• Some records:
* * * * * * * * *
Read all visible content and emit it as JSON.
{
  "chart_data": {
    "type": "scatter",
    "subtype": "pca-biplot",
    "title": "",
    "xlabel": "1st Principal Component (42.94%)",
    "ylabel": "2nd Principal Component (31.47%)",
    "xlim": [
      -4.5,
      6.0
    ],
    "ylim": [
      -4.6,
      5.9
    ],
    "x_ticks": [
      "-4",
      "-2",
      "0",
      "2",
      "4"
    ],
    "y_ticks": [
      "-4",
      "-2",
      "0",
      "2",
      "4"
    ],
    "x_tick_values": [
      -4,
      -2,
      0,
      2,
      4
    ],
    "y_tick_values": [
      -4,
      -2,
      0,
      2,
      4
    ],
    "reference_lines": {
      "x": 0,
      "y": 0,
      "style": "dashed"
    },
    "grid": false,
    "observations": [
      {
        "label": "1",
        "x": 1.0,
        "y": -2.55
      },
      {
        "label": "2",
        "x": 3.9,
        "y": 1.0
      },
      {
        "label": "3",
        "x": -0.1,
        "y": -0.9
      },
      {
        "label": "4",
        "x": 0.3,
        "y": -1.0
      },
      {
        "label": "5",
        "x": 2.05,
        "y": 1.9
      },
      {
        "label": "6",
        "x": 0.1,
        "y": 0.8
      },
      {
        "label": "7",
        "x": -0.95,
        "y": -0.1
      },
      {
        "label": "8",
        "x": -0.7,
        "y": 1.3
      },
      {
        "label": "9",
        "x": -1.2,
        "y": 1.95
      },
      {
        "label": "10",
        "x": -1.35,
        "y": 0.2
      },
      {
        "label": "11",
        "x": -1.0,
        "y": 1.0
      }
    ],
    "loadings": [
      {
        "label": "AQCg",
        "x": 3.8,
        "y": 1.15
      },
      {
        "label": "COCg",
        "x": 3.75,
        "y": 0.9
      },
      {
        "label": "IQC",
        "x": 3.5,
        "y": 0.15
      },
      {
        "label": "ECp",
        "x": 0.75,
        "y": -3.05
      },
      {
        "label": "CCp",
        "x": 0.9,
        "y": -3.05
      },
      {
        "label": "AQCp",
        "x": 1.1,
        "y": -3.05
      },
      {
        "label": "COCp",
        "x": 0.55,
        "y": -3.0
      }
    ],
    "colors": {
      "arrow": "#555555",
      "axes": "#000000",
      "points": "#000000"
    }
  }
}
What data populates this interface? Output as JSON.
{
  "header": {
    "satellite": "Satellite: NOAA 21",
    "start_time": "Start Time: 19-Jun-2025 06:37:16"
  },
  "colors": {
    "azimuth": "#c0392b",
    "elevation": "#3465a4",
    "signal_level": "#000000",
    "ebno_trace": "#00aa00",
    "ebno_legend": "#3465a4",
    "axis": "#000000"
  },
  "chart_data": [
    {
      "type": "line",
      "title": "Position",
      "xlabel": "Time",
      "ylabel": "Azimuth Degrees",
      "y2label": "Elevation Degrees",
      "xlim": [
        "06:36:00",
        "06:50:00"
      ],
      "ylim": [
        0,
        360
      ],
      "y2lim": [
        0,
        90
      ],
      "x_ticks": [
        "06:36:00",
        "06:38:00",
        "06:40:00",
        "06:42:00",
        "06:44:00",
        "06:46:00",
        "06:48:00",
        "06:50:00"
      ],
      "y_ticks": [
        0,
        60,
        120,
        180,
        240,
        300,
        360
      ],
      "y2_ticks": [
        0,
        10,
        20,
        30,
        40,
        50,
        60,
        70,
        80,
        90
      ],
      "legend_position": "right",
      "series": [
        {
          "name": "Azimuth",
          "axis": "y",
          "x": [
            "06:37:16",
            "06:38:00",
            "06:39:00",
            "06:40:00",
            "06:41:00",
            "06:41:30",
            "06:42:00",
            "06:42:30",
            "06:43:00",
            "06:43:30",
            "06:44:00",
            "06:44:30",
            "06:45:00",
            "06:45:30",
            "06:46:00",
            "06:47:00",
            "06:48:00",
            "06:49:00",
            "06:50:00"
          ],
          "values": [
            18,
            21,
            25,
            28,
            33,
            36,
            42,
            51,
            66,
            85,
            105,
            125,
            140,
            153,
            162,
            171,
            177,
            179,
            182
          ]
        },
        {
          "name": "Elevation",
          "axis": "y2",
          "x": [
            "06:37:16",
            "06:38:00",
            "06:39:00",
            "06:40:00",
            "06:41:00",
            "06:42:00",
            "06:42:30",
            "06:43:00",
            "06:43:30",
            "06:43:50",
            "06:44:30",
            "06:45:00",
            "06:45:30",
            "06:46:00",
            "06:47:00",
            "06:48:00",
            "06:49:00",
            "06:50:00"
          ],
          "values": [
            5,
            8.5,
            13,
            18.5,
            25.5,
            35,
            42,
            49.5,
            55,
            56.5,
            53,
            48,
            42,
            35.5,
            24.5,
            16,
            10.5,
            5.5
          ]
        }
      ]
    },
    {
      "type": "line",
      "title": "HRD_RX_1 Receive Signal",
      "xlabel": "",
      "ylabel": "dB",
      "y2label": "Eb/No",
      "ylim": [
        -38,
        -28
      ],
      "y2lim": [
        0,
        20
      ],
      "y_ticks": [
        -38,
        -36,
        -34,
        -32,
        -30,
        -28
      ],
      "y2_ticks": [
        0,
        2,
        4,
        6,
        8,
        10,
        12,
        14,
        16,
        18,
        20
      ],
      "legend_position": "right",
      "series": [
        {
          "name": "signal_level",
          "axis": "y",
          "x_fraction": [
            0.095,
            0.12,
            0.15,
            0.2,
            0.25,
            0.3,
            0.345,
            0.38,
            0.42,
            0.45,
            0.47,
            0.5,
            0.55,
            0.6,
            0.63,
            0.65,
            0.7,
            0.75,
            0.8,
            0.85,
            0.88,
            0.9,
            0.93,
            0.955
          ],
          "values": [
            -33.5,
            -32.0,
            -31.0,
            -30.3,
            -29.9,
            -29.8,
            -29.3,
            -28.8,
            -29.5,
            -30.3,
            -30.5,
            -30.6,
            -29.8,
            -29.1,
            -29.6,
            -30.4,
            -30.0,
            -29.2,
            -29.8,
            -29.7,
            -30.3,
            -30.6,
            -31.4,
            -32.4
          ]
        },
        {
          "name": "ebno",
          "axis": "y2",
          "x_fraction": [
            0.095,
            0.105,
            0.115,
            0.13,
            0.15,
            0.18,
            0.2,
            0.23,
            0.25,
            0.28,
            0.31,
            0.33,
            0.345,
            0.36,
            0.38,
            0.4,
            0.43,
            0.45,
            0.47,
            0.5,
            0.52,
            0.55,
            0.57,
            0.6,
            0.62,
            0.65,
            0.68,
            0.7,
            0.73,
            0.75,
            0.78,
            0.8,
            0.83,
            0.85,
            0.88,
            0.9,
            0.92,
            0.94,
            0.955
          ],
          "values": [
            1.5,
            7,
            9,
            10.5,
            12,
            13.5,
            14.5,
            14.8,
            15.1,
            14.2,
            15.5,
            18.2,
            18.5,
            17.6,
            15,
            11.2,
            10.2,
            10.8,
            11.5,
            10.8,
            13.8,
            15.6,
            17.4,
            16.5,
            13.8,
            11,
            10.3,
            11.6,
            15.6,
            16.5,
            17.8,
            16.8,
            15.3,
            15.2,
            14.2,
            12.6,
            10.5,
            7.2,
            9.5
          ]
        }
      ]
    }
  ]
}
* * * * * * * * *
• Task brief:
Extract every line above exactly as it stands.

• In response:
Read all visible content and emit it as JSON.
{
  "chart_data": {
    "type": "scatter",
    "subtype": "pca-biplot",
    "title": "",
    "xlabel": "1st Principal Component (42.94%)",
    "ylabel": "2nd Principal Component (31.47%)",
    "xlim": [
      -4.5,
      6.0
    ],
    "ylim": [
      -4.6,
      5.9
    ],
    "x_ticks": [
      "-4",
      "-2",
      "0",
      "2",
      "4"
    ],
    "y_ticks": [
      "-4",
      "-2",
      "0",
      "2",
      "4"
    ],
    "x_tick_values": [
      -4,
      -2,
      0,
      2,
      4
    ],
    "y_tick_values": [
      -4,
      -2,
      0,
      2,
      4
    ],
    "reference_lines": {
      "x": 0,
      "y": 0,
      "style": "dashed"
    },
    "grid": false,
    "observations": [
      {
        "label": "1",
        "x": 1.0,
        "y": -2.55
      },
      {
        "label": "2",
        "x": 3.9,
        "y": 1.0
      },
      {
        "label": "3",
        "x": -0.1,
        "y": -0.9
      },
      {
        "label": "4",
        "x": 0.3,
        "y": -1.0
      },
      {
        "label": "5",
        "x": 2.05,
        "y": 1.9
      },
      {
        "label": "6",
        "x": 0.1,
        "y": 0.8
      },
      {
        "label": "7",
        "x": -0.95,
        "y": -0.1
      },
      {
        "label": "8",
        "x": -0.7,
        "y": 1.3
      },
      {
        "label": "9",
        "x": -1.2,
        "y": 1.95
      },
      {
        "label": "10",
        "x": -1.35,
        "y": 0.2
      },
      {
        "label": "11",
        "x": -1.0,
        "y": 1.0
      }
    ],
    "loadings": [
      {
        "label": "AQCg",
        "x": 3.8,
        "y": 1.15
      },
      {
        "label": "COCg",
        "x": 3.75,
        "y": 0.9
      },
      {
        "label": "IQC",
        "x": 3.5,
        "y": 0.15
      },
      {
        "label": "ECp",
        "x": 0.75,
        "y": -3.05
      },
      {
        "label": "CCp",
        "x": 0.9,
        "y": -3.05
      },
      {
        "label": "AQCp",
        "x": 1.1,
        "y": -3.05
      },
      {
        "label": "COCp",
        "x": 0.55,
        "y": -3.0
      }
    ],
    "colors": {
      "arrow": "#555555",
      "axes": "#000000",
      "points": "#000000"
    }
  }
}
What data populates this interface? Output as JSON.
{
  "header": {
    "satellite": "Satellite: NOAA 21",
    "start_time": "Start Time: 19-Jun-2025 06:37:16"
  },
  "colors": {
    "azimuth": "#c0392b",
    "elevation": "#3465a4",
    "signal_level": "#000000",
    "ebno_trace": "#00aa00",
    "ebno_legend": "#3465a4",
    "axis": "#000000"
  },
  "chart_data": [
    {
      "type": "line",
      "title": "Position",
      "xlabel": "Time",
      "ylabel": "Azimuth Degrees",
      "y2label": "Elevation Degrees",
      "xlim": [
        "06:36:00",
        "06:50:00"
      ],
      "ylim": [
        0,
        360
      ],
      "y2lim": [
        0,
        90
      ],
      "x_ticks": [
        "06:36:00",
        "06:38:00",
        "06:40:00",
        "06:42:00",
        "06:44:00",
        "06:46:00",
        "06:48:00",
        "06:50:00"
      ],
      "y_ticks": [
        0,
        60,
        120,
        180,
        240,
        300,
        360
      ],
      "y2_ticks": [
        0,
        10,
        20,
        30,
        40,
        50,
        60,
        70,
        80,
        90
      ],
      "legend_position": "right",
      "series": [
        {
          "name": "Azimuth",
          "axis": "y",
          "x": [
            "06:37:16",
            "06:38:00",
            "06:39:00",
            "06:40:00",
            "06:41:00",
            "06:41:30",
            "06:42:00",
            "06:42:30",
            "06:43:00",
            "06:43:30",
            "06:44:00",
            "06:44:30",
            "06:45:00",
            "06:45:30",
            "06:46:00",
            "06:47:00",
            "06:48:00",
            "06:49:00",
            "06:50:00"
          ],
          "values": [
            18,
            21,
            25,
            28,
            33,
            36,
            42,
            51,
            66,
            85,
            105,
            125,
            140,
            153,
            162,
            171,
            177,
            179,
            182
          ]
        },
        {
          "name": "Elevation",
          "axis": "y2",
          "x": [
            "06:37:16",
            "06:38:00",
            "06:39:00",
            "06:40:00",
            "06:41:00",
            "06:42:00",
            "06:42:30",
            "06:43:00",
            "06:43:30",
            "06:43:50",
            "06:44:30",
            "06:45:00",
            "06:45:30",
            "06:46:00",
            "06:47:00",
            "06:48:00",
            "06:49:00",
            "06:50:00"
          ],
          "values": [
            5,
            8.5,
            13,
            18.5,
            25.5,
            35,
            42,
            49.5,
            55,
            56.5,
            53,
            48,
            42,
            35.5,
            24.5,
            16,
            10.5,
            5.5
          ]
        }
      ]
    },
    {
      "type": "line",
      "title": "HRD_RX_1 Receive Signal",
      "xlabel": "",
      "ylabel": "dB",
      "y2label": "Eb/No",
      "ylim": [
        -38,
        -28
      ],
      "y2lim": [
        0,
        20
      ],
      "y_ticks": [
        -38,
        -36,
        -34,
        -32,
        -30,
        -28
      ],
      "y2_ticks": [
        0,
        2,
        4,
        6,
        8,
        10,
        12,
        14,
        16,
        18,
        20
      ],
      "legend_position": "right",
      "series": [
        {
          "name": "signal_level",
          "axis": "y",
          "x_fraction": [
            0.095,
            0.12,
            0.15,
            0.2,
            0.25,
            0.3,
            0.345,
            0.38,
            0.42,
            0.45,
            0.47,
            0.5,
            0.55,
            0.6,
            0.63,
            0.65,
            0.7,
            0.75,
            0.8,
            0.85,
            0.88,
            0.9,
            0.93,
            0.955
          ],
          "values": [
            -33.5,
            -32.0,
            -31.0,
            -30.3,
            -29.9,
            -29.8,
            -29.3,
            -28.8,
            -29.5,
            -30.3,
            -30.5,
            -30.6,
            -29.8,
            -29.1,
            -29.6,
            -30.4,
            -30.0,
            -29.2,
            -29.8,
            -29.7,
            -30.3,
            -30.6,
            -31.4,
            -32.4
          ]
        },
        {
          "name": "ebno",
          "axis": "y2",
          "x_fraction": [
            0.095,
            0.105,
            0.115,
            0.13,
            0.15,
            0.18,
            0.2,
            0.23,
            0.25,
            0.28,
            0.31,
            0.33,
            0.345,
            0.36,
            0.38,
            0.4,
            0.43,
            0.45,
            0.47,
            0.5,
            0.52,
            0.55,
            0.57,
            0.6,
            0.62,
            0.65,
            0.68,
            0.7,
            0.73,
            0.75,
            0.78,
            0.8,
            0.83,
            0.85,
            0.88,
            0.9,
            0.92,
            0.94,
            0.955
          ],
          "values": [
            1.5,
            7,
            9,
            10.5,
            12,
            13.5,
            14.5,
            14.8,
            15.1,
            14.2,
            15.5,
            18.2,
            18.5,
            17.6,
            15,
            11.2,
            10.2,
            10.8,
            11.5,
            10.8,
            13.8,
            15.6,
            17.4,
            16.5,
            13.8,
            11,
            10.3,
            11.6,
            15.6,
            16.5,
            17.8,
            16.8,
            15.3,
            15.2,
            14.2,
            12.6,
            10.5,
            7.2,
            9.5
          ]
        }
      ]
    }
  ]
}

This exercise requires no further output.